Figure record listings
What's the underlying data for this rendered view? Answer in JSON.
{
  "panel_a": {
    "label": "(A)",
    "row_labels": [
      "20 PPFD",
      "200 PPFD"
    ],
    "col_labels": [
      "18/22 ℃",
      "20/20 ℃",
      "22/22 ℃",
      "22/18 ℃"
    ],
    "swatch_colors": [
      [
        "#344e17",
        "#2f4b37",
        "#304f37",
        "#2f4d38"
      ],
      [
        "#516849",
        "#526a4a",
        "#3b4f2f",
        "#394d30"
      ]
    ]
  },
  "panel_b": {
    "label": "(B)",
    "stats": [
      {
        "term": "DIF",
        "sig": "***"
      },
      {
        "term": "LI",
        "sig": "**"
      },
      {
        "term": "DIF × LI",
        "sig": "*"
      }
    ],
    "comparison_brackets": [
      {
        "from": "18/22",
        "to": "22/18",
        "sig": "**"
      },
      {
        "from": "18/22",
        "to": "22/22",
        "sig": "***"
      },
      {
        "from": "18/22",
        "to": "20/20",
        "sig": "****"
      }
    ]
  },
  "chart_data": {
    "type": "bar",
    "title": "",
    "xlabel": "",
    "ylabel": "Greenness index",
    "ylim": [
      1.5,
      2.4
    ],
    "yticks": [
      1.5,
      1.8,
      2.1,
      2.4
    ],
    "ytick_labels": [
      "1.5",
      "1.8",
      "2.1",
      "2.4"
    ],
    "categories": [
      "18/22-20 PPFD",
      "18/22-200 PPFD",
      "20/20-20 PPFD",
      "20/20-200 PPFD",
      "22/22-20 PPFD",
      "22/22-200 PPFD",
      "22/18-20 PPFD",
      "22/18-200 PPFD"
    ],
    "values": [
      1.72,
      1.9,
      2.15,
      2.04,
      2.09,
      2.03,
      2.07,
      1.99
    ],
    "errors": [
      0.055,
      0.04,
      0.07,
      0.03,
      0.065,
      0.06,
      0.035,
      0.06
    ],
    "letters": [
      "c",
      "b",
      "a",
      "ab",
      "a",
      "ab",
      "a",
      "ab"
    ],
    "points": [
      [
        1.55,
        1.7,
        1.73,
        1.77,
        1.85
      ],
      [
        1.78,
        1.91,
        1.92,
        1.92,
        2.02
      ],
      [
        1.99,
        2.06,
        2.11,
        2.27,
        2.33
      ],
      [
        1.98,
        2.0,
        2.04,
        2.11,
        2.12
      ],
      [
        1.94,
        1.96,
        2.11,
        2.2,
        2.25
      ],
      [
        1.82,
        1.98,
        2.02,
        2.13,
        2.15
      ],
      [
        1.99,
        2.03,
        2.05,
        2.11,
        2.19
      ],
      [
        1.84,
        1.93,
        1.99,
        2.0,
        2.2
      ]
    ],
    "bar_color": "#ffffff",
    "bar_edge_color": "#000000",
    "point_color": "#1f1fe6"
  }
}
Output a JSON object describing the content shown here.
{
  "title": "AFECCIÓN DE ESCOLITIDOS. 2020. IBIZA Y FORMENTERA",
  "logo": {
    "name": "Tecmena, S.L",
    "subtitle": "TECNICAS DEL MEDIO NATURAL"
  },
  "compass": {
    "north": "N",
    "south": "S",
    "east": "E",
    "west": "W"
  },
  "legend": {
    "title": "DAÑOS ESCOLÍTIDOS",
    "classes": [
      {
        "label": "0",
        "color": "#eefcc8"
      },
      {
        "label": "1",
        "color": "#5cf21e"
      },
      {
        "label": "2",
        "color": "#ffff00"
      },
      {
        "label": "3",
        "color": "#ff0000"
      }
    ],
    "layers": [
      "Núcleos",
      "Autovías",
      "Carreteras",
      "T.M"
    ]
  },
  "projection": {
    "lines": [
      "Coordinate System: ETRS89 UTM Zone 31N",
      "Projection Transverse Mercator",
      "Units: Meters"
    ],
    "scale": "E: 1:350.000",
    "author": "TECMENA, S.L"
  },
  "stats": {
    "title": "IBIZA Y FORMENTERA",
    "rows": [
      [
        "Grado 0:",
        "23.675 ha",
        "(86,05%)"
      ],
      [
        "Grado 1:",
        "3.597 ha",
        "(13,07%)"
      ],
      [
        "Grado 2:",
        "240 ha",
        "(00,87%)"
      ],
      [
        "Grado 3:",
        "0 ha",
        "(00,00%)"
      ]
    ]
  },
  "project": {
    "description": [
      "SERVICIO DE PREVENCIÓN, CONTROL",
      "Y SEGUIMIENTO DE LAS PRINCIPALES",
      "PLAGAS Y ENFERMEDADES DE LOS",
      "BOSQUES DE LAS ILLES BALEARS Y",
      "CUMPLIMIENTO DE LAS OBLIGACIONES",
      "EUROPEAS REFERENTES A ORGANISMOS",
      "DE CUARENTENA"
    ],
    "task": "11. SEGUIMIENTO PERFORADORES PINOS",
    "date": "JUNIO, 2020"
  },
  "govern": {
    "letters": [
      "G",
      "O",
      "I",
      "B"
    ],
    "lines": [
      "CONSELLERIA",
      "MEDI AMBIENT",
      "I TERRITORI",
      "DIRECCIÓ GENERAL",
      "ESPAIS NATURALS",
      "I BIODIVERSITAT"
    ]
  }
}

_Required work:_ Quote every line of the data, word for word.

_Response to this exercise:_
What's the underlying data for this rendered view? Answer in JSON.
{
  "panel_a": {
    "label": "(A)",
    "row_labels": [
      "20 PPFD",
      "200 PPFD"
    ],
    "col_labels": [
      "18/22 ℃",
      "20/20 ℃",
      "22/22 ℃",
      "22/18 ℃"
    ],
    "swatch_colors": [
      [
        "#344e17",
        "#2f4b37",
        "#304f37",
        "#2f4d38"
      ],
      [
        "#516849",
        "#526a4a",
        "#3b4f2f",
        "#394d30"
      ]
    ]
  },
  "panel_b": {
    "label": "(B)",
    "stats": [
      {
        "term": "DIF",
        "sig": "***"
      },
      {
        "term": "LI",
        "sig": "**"
      },
      {
        "term": "DIF × LI",
        "sig": "*"
      }
    ],
    "comparison_brackets": [
      {
        "from": "18/22",
        "to": "22/18",
        "sig": "**"
      },
      {
        "from": "18/22",
        "to": "22/22",
        "sig": "***"
      },
      {
        "from": "18/22",
        "to": "20/20",
        "sig": "****"
      }
    ]
  },
  "chart_data": {
    "type": "bar",
    "title": "",
    "xlabel": "",
    "ylabel": "Greenness index",
    "ylim": [
      1.5,
      2.4
    ],
    "yticks": [
      1.5,
      1.8,
      2.1,
      2.4
    ],
    "ytick_labels": [
      "1.5",
      "1.8",
      "2.1",
      "2.4"
    ],
    "categories": [
      "18/22-20 PPFD",
      "18/22-200 PPFD",
      "20/20-20 PPFD",
      "20/20-200 PPFD",
      "22/22-20 PPFD",
      "22/22-200 PPFD",
      "22/18-20 PPFD",
      "22/18-200 PPFD"
    ],
    "values": [
      1.72,
      1.9,
      2.15,
      2.04,
      2.09,
      2.03,
      2.07,
      1.99
    ],
    "errors": [
      0.055,
      0.04,
      0.07,
      0.03,
      0.065,
      0.06,
      0.035,
      0.06
    ],
    "letters": [
      "c",
      "b",
      "a",
      "ab",
      "a",
      "ab",
      "a",
      "ab"
    ],
    "points": [
      [
        1.55,
        1.7,
        1.73,
        1.77,
        1.85
      ],
      [
        1.78,
        1.91,
        1.92,
        1.92,
        2.02
      ],
      [
        1.99,
        2.06,
        2.11,
        2.27,
        2.33
      ],
      [
        1.98,
        2.0,
        2.04,
        2.11,
        2.12
      ],
      [
        1.94,
        1.96,
        2.11,
        2.2,
        2.25
      ],
      [
        1.82,
        1.98,
        2.02,
        2.13,
        2.15
      ],
      [
        1.99,
        2.03,
        2.05,
        2.11,
        2.19
      ],
      [
        1.84,
        1.93,
        1.99,
        2.0,
        2.2
      ]
    ],
    "bar_color": "#ffffff",
    "bar_edge_color": "#000000",
    "point_color": "#1f1fe6"
  }
}
Output a JSON object describing the content shown here.
{
  "title": "AFECCIÓN DE ESCOLITIDOS. 2020. IBIZA Y FORMENTERA",
  "logo": {
    "name": "Tecmena, S.L",
    "subtitle": "TECNICAS DEL MEDIO NATURAL"
  },
  "compass": {
    "north": "N",
    "south": "S",
    "east": "E",
    "west": "W"
  },
  "legend": {
    "title": "DAÑOS ESCOLÍTIDOS",
    "classes": [
      {
        "label": "0",
        "color": "#eefcc8"
      },
      {
        "label": "1",
        "color": "#5cf21e"
      },
      {
        "label": "2",
        "color": "#ffff00"
      },
      {
        "label": "3",
        "color": "#ff0000"
      }
    ],
    "layers": [
      "Núcleos",
      "Autovías",
      "Carreteras",
      "T.M"
    ]
  },
  "projection": {
    "lines": [
      "Coordinate System: ETRS89 UTM Zone 31N",
      "Projection Transverse Mercator",
      "Units: Meters"
    ],
    "scale": "E: 1:350.000",
    "author": "TECMENA, S.L"
  },
  "stats": {
    "title": "IBIZA Y FORMENTERA",
    "rows": [
      [
        "Grado 0:",
        "23.675 ha",
        "(86,05%)"
      ],
      [
        "Grado 1:",
        "3.597 ha",
        "(13,07%)"
      ],
      [
        "Grado 2:",
        "240 ha",
        "(00,87%)"
      ],
      [
        "Grado 3:",
        "0 ha",
        "(00,00%)"
      ]
    ]
  },
  "project": {
    "description": [
      "SERVICIO DE PREVENCIÓN, CONTROL",
      "Y SEGUIMIENTO DE LAS PRINCIPALES",
      "PLAGAS Y ENFERMEDADES DE LOS",
      "BOSQUES DE LAS ILLES BALEARS Y",
      "CUMPLIMIENTO DE LAS OBLIGACIONES",
      "EUROPEAS REFERENTES A ORGANISMOS",
      "DE CUARENTENA"
    ],
    "task": "11. SEGUIMIENTO PERFORADORES PINOS",
    "date": "JUNIO, 2020"
  },
  "govern": {
    "letters": [
      "G",
      "O",
      "I",
      "B"
    ],
    "lines": [
      "CONSELLERIA",
      "MEDI AMBIENT",
      "I TERRITORI",
      "DIRECCIÓ GENERAL",
      "ESPAIS NATURALS",
      "I BIODIVERSITAT"
    ]
  }
}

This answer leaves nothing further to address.